* _AIM OF THE TASK_
Copy each line that contains the word "from".
*** INPUT MATERIAL ***
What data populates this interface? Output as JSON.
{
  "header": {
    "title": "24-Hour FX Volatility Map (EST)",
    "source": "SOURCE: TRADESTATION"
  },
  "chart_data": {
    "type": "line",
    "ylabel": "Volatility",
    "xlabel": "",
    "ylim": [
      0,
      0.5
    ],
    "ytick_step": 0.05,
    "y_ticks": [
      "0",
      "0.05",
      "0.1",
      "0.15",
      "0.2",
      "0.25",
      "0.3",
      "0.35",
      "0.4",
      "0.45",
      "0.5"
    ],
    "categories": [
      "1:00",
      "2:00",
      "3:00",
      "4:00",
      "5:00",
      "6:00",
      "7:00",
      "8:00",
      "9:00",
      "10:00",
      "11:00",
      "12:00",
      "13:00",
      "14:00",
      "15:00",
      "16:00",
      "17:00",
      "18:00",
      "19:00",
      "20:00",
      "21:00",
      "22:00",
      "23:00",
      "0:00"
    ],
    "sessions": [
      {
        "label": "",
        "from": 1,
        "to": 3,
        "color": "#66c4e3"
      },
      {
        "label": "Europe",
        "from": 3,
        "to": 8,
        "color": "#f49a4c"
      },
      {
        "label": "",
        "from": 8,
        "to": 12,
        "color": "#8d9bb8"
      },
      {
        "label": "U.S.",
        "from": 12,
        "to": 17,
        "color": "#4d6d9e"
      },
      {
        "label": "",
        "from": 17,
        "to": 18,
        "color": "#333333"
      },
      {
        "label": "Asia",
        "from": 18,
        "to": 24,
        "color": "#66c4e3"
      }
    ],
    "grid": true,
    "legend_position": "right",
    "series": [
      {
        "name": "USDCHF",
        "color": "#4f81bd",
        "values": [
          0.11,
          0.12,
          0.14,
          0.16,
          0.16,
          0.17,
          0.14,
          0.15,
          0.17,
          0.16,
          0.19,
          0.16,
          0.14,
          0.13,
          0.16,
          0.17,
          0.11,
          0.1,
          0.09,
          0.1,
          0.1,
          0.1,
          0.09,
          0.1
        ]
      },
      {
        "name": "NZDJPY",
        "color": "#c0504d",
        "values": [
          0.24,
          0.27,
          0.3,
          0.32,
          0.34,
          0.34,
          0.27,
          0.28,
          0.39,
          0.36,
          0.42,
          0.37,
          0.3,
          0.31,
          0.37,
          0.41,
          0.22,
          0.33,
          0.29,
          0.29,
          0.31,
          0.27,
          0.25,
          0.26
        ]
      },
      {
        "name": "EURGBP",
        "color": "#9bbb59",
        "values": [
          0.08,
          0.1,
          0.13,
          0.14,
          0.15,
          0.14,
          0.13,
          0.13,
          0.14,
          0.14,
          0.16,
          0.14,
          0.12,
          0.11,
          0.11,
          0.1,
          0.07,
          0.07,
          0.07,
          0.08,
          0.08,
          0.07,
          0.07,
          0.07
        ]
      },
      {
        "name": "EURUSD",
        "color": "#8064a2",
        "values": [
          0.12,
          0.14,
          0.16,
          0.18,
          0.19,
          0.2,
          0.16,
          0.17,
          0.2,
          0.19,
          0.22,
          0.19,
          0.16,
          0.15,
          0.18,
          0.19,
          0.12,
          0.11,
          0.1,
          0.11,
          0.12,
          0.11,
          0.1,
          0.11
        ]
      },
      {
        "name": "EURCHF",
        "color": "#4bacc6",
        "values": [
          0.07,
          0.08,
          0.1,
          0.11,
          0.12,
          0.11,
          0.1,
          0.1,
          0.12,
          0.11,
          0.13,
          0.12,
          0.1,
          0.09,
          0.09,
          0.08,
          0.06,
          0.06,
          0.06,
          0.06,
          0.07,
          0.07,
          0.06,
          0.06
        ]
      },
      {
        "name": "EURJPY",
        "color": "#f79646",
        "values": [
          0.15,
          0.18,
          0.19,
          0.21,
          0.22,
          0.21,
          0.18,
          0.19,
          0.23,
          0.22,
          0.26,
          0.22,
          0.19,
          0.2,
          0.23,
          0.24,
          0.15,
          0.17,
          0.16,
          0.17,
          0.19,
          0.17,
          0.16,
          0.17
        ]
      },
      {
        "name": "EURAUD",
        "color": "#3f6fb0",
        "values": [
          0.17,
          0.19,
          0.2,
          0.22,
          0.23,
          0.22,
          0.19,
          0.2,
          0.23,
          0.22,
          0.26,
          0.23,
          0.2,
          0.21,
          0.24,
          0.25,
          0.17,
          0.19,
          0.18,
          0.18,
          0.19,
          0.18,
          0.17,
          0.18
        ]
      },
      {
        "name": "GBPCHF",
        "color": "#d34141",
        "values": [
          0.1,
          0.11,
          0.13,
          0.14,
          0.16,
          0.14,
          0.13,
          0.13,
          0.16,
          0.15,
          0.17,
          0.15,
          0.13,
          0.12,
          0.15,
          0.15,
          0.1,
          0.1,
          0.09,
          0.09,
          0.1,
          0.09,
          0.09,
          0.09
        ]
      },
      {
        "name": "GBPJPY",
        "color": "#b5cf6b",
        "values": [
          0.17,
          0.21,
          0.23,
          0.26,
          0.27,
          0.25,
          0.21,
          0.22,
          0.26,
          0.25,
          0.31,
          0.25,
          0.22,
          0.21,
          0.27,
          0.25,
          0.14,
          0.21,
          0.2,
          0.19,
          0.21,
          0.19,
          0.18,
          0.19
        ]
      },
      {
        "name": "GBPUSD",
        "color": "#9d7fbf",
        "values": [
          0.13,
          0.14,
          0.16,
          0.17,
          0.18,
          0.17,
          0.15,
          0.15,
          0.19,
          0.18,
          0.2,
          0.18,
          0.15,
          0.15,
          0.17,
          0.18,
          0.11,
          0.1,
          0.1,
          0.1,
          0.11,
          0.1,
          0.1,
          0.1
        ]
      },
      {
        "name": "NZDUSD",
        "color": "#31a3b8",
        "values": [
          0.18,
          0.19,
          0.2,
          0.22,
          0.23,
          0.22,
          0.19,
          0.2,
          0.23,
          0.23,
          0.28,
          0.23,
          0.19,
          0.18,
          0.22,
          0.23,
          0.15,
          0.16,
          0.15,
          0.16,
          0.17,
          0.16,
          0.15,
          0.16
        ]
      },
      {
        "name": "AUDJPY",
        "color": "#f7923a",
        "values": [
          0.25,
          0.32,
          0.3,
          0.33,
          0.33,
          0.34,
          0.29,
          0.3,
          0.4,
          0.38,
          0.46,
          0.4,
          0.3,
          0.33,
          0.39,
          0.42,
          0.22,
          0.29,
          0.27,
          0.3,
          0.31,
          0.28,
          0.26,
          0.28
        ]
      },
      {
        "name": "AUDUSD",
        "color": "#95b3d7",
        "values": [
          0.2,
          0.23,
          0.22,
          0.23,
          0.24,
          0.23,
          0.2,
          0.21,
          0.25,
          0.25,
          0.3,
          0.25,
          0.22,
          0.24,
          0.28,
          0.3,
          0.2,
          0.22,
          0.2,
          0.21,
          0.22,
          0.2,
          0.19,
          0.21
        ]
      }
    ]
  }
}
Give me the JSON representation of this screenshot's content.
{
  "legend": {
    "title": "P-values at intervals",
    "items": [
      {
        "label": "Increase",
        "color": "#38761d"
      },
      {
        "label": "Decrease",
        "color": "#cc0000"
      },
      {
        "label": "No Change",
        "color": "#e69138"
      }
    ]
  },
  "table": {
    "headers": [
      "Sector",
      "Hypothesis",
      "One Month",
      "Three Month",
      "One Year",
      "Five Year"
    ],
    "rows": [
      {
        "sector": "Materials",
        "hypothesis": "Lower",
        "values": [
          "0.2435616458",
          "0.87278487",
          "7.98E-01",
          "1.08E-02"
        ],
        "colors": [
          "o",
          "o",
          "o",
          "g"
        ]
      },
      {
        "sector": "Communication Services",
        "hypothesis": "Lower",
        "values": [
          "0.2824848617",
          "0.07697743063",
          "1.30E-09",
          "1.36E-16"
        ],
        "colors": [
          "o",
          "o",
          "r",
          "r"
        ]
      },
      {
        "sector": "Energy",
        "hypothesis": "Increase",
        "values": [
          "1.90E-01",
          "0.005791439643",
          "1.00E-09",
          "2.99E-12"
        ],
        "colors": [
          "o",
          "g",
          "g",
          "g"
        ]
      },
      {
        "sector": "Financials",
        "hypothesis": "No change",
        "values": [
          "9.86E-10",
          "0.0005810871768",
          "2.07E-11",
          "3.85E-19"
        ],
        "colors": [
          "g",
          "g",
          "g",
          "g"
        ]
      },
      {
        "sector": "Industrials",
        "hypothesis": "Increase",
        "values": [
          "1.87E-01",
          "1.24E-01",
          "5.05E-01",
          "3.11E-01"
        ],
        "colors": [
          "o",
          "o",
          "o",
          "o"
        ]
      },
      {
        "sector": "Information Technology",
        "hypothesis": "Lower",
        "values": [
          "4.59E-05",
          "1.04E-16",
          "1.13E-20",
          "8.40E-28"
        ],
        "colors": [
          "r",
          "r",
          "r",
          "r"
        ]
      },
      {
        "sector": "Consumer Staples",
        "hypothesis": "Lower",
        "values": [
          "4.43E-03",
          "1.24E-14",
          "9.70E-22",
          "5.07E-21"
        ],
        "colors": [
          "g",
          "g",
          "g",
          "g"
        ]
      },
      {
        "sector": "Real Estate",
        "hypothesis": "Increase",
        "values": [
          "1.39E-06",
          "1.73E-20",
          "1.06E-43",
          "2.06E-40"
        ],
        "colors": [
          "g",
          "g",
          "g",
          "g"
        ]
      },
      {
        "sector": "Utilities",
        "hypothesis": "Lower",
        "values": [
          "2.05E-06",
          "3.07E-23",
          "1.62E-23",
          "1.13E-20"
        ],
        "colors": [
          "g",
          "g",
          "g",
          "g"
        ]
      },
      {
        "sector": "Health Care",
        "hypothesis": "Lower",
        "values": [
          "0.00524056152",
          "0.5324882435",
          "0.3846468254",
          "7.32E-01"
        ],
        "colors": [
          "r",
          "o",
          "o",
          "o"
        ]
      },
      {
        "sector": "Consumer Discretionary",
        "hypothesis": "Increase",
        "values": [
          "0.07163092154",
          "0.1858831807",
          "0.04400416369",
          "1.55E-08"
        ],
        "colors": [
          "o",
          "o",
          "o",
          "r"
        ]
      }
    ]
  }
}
***
* _RESPONSE BELOW_
        "from": 1,
        "from": 3,
        "from": 8,
        "from": 12,
        "from": 17,
        "from": 18,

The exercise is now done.